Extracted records
____

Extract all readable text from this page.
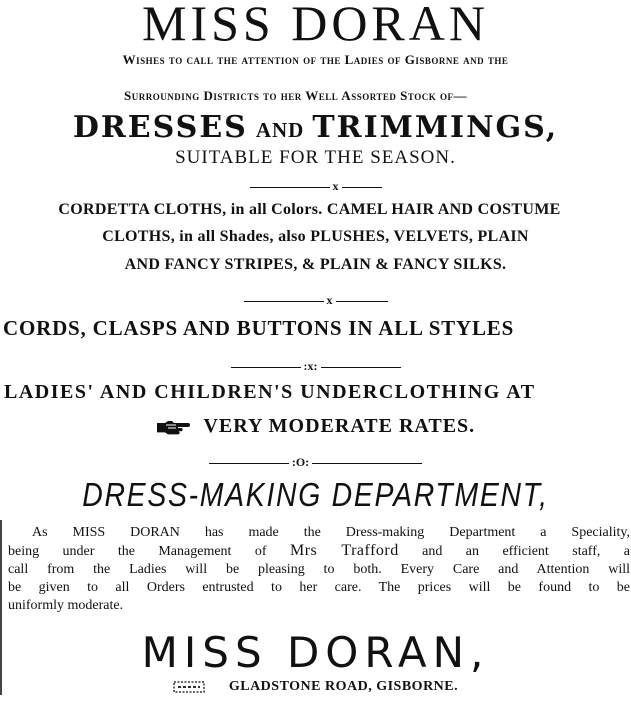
MISS DORAN
Wishes to call the attention of the Ladies of Gisborne and the
Surrounding Districts to her Well Assorted Stock of—
DRESSES AND TRIMMINGS,
SUITABLE FOR THE SEASON.
x
CORDETTA CLOTHS, in all Colors. CAMEL HAIR AND COSTUME
CLOTHS, in all Shades, also PLUSHES, VELVETS, PLAIN
AND FANCY STRIPES, & PLAIN & FANCY SILKS.
x
CORDS, CLASPS AND BUTTONS IN ALL STYLES
:x:
LADIES' AND CHILDREN'S UNDERCLOTHING AT
VERY MODERATE RATES.
:O:
DRESS-MAKING DEPARTMENT,
As MISS DORAN has made the Dress-making Department a Speciality,
being under the Management of Mrs Trafford and an efficient staff, a
call from the Ladies will be pleasing to both. Every Care and Attention will
be given to all Orders entrusted to her care. The prices will be found to be
uniformly moderate.
MISS DORAN,
GLADSTONE ROAD, GISBORNE.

____

• Direction: What is the number of lines above that contain the string "DORAN"? Answer with the number alone.

• Exercise response: 3